[What is asked] Check each line for the string "intercept" and give only the count of lines that have it.

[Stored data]

begin

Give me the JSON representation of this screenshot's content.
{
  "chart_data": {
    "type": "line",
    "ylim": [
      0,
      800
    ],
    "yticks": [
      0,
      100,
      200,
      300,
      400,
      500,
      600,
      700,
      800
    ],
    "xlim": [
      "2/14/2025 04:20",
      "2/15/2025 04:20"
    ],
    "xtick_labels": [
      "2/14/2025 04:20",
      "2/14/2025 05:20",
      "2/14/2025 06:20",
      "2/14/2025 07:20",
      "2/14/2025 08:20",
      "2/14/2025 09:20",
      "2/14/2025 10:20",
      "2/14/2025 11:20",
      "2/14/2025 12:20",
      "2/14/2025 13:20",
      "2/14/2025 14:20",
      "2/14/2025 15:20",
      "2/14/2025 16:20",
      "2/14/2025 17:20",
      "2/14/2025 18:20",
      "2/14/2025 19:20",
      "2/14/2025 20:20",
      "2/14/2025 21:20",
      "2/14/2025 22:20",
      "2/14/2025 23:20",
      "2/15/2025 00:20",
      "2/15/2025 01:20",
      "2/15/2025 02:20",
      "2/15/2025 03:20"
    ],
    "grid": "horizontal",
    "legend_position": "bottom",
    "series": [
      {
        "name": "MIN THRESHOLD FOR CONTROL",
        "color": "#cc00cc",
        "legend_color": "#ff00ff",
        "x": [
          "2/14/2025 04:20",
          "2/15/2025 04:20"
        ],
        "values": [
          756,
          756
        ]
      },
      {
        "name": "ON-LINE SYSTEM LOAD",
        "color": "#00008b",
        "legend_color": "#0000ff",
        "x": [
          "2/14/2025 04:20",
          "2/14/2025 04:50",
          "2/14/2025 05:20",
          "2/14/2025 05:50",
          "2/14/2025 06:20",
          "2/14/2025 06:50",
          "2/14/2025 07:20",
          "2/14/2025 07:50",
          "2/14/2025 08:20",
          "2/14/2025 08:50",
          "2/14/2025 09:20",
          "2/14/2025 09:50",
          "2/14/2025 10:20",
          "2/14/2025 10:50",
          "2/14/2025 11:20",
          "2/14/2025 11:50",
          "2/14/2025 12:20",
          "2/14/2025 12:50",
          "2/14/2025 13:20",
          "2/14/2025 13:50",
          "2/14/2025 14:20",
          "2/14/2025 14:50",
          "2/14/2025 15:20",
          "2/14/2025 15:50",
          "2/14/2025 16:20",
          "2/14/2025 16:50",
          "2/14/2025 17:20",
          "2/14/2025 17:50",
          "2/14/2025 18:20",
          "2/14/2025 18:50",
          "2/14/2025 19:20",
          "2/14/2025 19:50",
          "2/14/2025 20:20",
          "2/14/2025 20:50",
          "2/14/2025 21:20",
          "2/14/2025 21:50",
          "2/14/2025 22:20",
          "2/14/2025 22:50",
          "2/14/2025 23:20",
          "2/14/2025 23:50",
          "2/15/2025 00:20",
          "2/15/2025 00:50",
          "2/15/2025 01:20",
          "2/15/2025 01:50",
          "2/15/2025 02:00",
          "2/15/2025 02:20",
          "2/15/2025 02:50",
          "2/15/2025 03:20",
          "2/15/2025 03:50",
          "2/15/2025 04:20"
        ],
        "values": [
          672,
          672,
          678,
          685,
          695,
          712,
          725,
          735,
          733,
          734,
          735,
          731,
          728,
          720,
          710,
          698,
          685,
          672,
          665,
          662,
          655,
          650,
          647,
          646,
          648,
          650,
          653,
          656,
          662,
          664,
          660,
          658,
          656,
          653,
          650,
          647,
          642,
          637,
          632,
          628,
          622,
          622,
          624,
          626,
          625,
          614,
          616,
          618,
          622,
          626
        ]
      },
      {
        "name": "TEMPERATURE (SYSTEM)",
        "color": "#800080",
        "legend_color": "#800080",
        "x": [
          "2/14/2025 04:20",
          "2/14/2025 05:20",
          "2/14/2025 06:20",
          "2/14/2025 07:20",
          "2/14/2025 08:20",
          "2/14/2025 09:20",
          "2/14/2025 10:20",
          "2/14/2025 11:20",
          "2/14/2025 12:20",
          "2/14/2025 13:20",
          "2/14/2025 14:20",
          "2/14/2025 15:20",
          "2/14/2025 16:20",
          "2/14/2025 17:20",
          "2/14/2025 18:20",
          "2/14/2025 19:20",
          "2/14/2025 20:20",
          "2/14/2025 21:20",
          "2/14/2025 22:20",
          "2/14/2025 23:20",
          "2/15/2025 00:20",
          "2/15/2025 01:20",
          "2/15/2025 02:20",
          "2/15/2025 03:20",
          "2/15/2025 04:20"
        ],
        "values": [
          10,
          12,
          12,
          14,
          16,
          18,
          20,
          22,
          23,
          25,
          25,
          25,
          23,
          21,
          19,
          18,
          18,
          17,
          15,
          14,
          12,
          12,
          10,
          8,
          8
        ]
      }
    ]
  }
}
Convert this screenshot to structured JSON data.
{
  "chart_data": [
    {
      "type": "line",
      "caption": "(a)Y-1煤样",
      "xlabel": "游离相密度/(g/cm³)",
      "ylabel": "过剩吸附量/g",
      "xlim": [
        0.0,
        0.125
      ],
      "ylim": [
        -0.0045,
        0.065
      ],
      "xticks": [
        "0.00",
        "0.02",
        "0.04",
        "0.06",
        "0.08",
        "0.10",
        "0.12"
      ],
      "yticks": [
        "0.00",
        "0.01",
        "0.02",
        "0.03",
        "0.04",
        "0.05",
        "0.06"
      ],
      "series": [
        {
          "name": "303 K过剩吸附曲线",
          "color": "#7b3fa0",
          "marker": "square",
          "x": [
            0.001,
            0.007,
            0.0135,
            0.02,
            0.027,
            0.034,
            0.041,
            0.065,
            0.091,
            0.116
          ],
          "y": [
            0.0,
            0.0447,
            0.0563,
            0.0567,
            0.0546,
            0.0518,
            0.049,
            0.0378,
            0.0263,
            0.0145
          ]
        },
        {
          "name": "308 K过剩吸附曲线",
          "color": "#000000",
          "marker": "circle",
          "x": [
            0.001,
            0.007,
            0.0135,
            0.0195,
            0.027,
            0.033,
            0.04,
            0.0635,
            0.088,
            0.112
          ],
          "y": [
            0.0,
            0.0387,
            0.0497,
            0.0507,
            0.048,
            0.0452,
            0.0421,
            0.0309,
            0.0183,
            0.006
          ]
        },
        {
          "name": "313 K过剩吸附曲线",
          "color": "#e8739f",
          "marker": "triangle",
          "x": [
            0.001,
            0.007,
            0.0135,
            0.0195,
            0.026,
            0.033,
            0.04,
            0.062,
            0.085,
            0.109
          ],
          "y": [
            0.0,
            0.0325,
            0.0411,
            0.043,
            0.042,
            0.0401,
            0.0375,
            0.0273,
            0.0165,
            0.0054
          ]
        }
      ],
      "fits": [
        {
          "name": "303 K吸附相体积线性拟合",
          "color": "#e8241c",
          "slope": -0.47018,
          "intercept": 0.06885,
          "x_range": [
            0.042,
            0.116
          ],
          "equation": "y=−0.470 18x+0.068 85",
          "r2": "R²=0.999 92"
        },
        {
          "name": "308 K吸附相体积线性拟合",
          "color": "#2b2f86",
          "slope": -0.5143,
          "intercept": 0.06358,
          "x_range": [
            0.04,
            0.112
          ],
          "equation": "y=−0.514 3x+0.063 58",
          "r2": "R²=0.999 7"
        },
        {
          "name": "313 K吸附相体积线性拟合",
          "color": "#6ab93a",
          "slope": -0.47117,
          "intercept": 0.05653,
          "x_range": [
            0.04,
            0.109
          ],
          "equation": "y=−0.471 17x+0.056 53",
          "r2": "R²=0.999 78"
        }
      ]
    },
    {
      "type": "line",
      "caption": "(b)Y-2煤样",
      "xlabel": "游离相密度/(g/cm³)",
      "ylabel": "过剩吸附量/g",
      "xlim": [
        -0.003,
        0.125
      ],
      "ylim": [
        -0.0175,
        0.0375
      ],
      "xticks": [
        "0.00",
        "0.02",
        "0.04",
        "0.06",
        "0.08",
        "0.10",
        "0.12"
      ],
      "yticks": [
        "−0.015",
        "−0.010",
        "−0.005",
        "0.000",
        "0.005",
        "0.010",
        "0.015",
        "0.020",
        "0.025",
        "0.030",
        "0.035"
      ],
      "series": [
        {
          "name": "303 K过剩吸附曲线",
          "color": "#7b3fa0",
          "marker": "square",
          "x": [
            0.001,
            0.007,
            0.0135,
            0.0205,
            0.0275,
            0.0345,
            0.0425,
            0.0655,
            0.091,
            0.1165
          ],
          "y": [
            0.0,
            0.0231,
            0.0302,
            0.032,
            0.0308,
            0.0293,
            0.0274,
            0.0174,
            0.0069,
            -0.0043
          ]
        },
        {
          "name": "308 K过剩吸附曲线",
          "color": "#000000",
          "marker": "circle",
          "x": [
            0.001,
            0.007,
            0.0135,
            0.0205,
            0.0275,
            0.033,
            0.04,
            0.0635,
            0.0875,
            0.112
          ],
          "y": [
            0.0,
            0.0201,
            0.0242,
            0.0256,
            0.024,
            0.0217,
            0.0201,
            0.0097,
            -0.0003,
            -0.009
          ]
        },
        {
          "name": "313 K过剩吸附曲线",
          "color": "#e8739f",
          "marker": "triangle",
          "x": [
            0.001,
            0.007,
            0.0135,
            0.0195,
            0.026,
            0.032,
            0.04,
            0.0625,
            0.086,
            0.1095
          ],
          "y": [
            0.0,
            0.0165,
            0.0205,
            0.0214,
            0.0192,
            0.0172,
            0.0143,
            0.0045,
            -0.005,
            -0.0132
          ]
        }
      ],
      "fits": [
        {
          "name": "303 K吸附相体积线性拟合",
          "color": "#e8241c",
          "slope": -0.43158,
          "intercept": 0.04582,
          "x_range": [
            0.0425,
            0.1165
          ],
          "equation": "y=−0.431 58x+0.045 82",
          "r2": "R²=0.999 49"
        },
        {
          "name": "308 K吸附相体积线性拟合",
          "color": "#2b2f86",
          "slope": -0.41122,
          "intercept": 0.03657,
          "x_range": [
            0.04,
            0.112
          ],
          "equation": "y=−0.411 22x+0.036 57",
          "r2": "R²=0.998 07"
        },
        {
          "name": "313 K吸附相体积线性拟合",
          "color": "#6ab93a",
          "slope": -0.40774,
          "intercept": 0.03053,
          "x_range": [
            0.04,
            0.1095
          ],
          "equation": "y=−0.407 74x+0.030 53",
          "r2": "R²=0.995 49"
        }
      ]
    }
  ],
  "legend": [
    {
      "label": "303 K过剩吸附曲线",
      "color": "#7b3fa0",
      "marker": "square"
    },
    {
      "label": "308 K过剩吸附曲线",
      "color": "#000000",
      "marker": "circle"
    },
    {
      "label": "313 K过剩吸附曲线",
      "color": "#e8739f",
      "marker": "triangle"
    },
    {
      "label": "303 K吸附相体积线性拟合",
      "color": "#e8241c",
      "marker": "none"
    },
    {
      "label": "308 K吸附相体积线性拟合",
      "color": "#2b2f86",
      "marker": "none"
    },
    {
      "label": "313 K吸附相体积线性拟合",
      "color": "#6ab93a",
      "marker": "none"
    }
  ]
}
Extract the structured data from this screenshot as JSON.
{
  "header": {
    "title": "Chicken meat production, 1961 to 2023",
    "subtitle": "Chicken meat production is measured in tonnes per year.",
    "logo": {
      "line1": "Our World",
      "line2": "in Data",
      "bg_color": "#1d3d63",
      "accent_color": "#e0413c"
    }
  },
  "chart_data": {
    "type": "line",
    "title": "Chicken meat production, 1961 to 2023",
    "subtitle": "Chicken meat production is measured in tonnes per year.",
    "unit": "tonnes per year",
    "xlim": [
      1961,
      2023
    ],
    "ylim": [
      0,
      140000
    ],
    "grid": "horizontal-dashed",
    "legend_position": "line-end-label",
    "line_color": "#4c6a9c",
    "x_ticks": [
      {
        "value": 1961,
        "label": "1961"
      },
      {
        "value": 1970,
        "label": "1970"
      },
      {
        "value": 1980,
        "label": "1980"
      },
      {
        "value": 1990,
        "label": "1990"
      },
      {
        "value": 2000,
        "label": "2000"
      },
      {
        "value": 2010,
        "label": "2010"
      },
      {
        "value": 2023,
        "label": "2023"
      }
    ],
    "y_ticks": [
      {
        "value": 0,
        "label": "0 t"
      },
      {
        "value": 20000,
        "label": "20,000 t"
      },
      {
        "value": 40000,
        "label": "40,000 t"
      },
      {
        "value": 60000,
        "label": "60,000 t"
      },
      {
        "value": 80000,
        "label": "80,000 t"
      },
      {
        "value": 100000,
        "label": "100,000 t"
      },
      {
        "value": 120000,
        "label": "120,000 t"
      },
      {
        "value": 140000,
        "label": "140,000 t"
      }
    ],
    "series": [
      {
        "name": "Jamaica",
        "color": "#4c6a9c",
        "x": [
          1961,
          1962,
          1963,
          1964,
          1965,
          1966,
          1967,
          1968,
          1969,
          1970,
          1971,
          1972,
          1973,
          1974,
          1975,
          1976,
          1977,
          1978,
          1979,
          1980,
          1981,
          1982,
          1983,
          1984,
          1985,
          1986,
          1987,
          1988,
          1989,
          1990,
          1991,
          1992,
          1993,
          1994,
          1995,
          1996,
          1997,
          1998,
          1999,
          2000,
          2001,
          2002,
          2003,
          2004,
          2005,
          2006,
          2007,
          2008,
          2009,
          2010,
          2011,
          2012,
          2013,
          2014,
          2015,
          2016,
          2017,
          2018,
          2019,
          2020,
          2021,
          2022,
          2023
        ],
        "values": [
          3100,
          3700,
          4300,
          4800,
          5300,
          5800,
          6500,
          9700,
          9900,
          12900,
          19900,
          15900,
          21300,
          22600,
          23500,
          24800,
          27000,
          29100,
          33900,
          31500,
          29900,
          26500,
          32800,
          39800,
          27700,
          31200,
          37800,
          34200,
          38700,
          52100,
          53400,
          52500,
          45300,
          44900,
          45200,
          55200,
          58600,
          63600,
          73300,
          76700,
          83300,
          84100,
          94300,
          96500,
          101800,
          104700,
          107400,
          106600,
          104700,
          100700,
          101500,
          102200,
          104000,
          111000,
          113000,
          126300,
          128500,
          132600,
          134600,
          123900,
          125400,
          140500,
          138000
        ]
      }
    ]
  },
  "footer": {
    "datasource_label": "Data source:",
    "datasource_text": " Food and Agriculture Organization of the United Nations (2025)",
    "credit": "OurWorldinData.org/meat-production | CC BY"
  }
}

end

[Result of the exercise] 6